■ **WORK INSTRUCTIONS**
Omit images. Retype all entries verbatim.

-------- RECORDS SUPPLIED

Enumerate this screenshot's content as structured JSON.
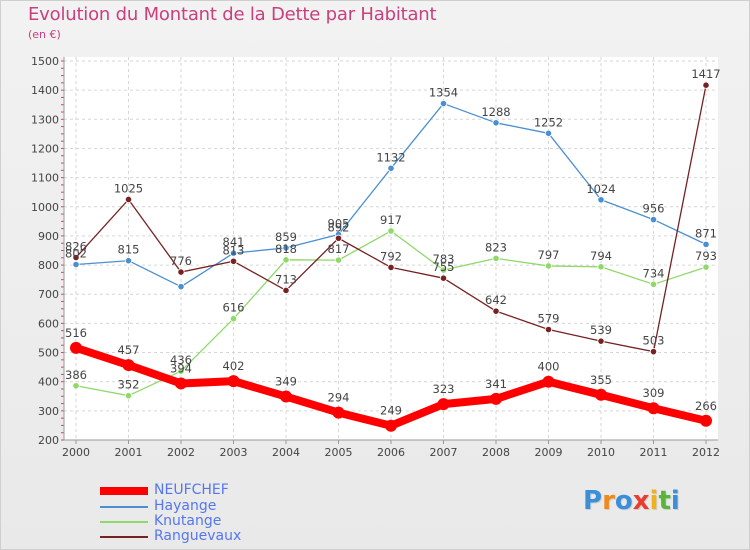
{
  "header": {
    "title": "Evolution du Montant de la Dette par Habitant",
    "subtitle": "(en €)"
  },
  "logo": {
    "text": "Proxiti",
    "letters": [
      "P",
      "r",
      "o",
      "x",
      "i",
      "t",
      "i"
    ],
    "colors": [
      "#3a8fd8",
      "#f08a1c",
      "#3a8fd8",
      "#e83e2e",
      "#f0b21c",
      "#58b53a",
      "#3a8fd8"
    ]
  },
  "chart_data": {
    "type": "line",
    "title": "Evolution du Montant de la Dette par Habitant",
    "subtitle": "(en €)",
    "x": [
      "2000",
      "2001",
      "2002",
      "2003",
      "2004",
      "2005",
      "2006",
      "2007",
      "2008",
      "2009",
      "2010",
      "2011",
      "2012"
    ],
    "ylim": [
      200,
      1500
    ],
    "yticks": [
      "200",
      "300",
      "400",
      "500",
      "600",
      "700",
      "800",
      "900",
      "1000",
      "1100",
      "1200",
      "1300",
      "1400",
      "1500"
    ],
    "grid": true,
    "legend_position": "bottom-left",
    "series": [
      {
        "name": "NEUFCHEF",
        "color": "#ff0000",
        "emphasis": true,
        "values": [
          516,
          457,
          394,
          402,
          349,
          294,
          249,
          323,
          341,
          400,
          355,
          309,
          266
        ],
        "labels": [
          "516",
          "457",
          "394",
          "402",
          "349",
          "294",
          "249",
          "323",
          "341",
          "400",
          "355",
          "309",
          "266"
        ]
      },
      {
        "name": "Hayange",
        "color": "#4a8fd0",
        "emphasis": false,
        "values": [
          802,
          815,
          726,
          841,
          859,
          905,
          1132,
          1354,
          1288,
          1252,
          1024,
          956,
          871
        ],
        "labels": [
          "802",
          "815",
          "",
          "841",
          "859",
          "905",
          "1132",
          "1354",
          "1288",
          "1252",
          "1024",
          "956",
          "871"
        ]
      },
      {
        "name": "Knutange",
        "color": "#8fd86a",
        "emphasis": false,
        "values": [
          386,
          352,
          436,
          616,
          818,
          817,
          917,
          783,
          823,
          797,
          794,
          734,
          793
        ],
        "labels": [
          "386",
          "352",
          "436",
          "616",
          "818",
          "817",
          "917",
          "783",
          "823",
          "797",
          "794",
          "734",
          "793"
        ]
      },
      {
        "name": "Ranguevaux",
        "color": "#772222",
        "emphasis": false,
        "values": [
          826,
          1025,
          776,
          813,
          713,
          892,
          792,
          755,
          642,
          579,
          539,
          503,
          1417
        ],
        "labels": [
          "826",
          "1025",
          "776",
          "813",
          "713",
          "892",
          "792",
          "755",
          "642",
          "579",
          "539",
          "503",
          "1417"
        ]
      }
    ]
  }
}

----------------

■ **RESPONSE**
Enumerate this screenshot's content as structured JSON.
{
  "header": {
    "title": "Evolution du Montant de la Dette par Habitant",
    "subtitle": "(en €)"
  },
  "logo": {
    "text": "Proxiti",
    "letters": [
      "P",
      "r",
      "o",
      "x",
      "i",
      "t",
      "i"
    ],
    "colors": [
      "#3a8fd8",
      "#f08a1c",
      "#3a8fd8",
      "#e83e2e",
      "#f0b21c",
      "#58b53a",
      "#3a8fd8"
    ]
  },
  "chart_data": {
    "type": "line",
    "title": "Evolution du Montant de la Dette par Habitant",
    "subtitle": "(en €)",
    "x": [
      "2000",
      "2001",
      "2002",
      "2003",
      "2004",
      "2005",
      "2006",
      "2007",
      "2008",
      "2009",
      "2010",
      "2011",
      "2012"
    ],
    "ylim": [
      200,
      1500
    ],
    "yticks": [
      "200",
      "300",
      "400",
      "500",
      "600",
      "700",
      "800",
      "900",
      "1000",
      "1100",
      "1200",
      "1300",
      "1400",
      "1500"
    ],
    "grid": true,
    "legend_position": "bottom-left",
    "series": [
      {
        "name": "NEUFCHEF",
        "color": "#ff0000",
        "emphasis": true,
        "values": [
          516,
          457,
          394,
          402,
          349,
          294,
          249,
          323,
          341,
          400,
          355,
          309,
          266
        ],
        "labels": [
          "516",
          "457",
          "394",
          "402",
          "349",
          "294",
          "249",
          "323",
          "341",
          "400",
          "355",
          "309",
          "266"
        ]
      },
      {
        "name": "Hayange",
        "color": "#4a8fd0",
        "emphasis": false,
        "values": [
          802,
          815,
          726,
          841,
          859,
          905,
          1132,
          1354,
          1288,
          1252,
          1024,
          956,
          871
        ],
        "labels": [
          "802",
          "815",
          "",
          "841",
          "859",
          "905",
          "1132",
          "1354",
          "1288",
          "1252",
          "1024",
          "956",
          "871"
        ]
      },
      {
        "name": "Knutange",
        "color": "#8fd86a",
        "emphasis": false,
        "values": [
          386,
          352,
          436,
          616,
          818,
          817,
          917,
          783,
          823,
          797,
          794,
          734,
          793
        ],
        "labels": [
          "386",
          "352",
          "436",
          "616",
          "818",
          "817",
          "917",
          "783",
          "823",
          "797",
          "794",
          "734",
          "793"
        ]
      },
      {
        "name": "Ranguevaux",
        "color": "#772222",
        "emphasis": false,
        "values": [
          826,
          1025,
          776,
          813,
          713,
          892,
          792,
          755,
          642,
          579,
          539,
          503,
          1417
        ],
        "labels": [
          "826",
          "1025",
          "776",
          "813",
          "713",
          "892",
          "792",
          "755",
          "642",
          "579",
          "539",
          "503",
          "1417"
        ]
      }
    ]
  }
}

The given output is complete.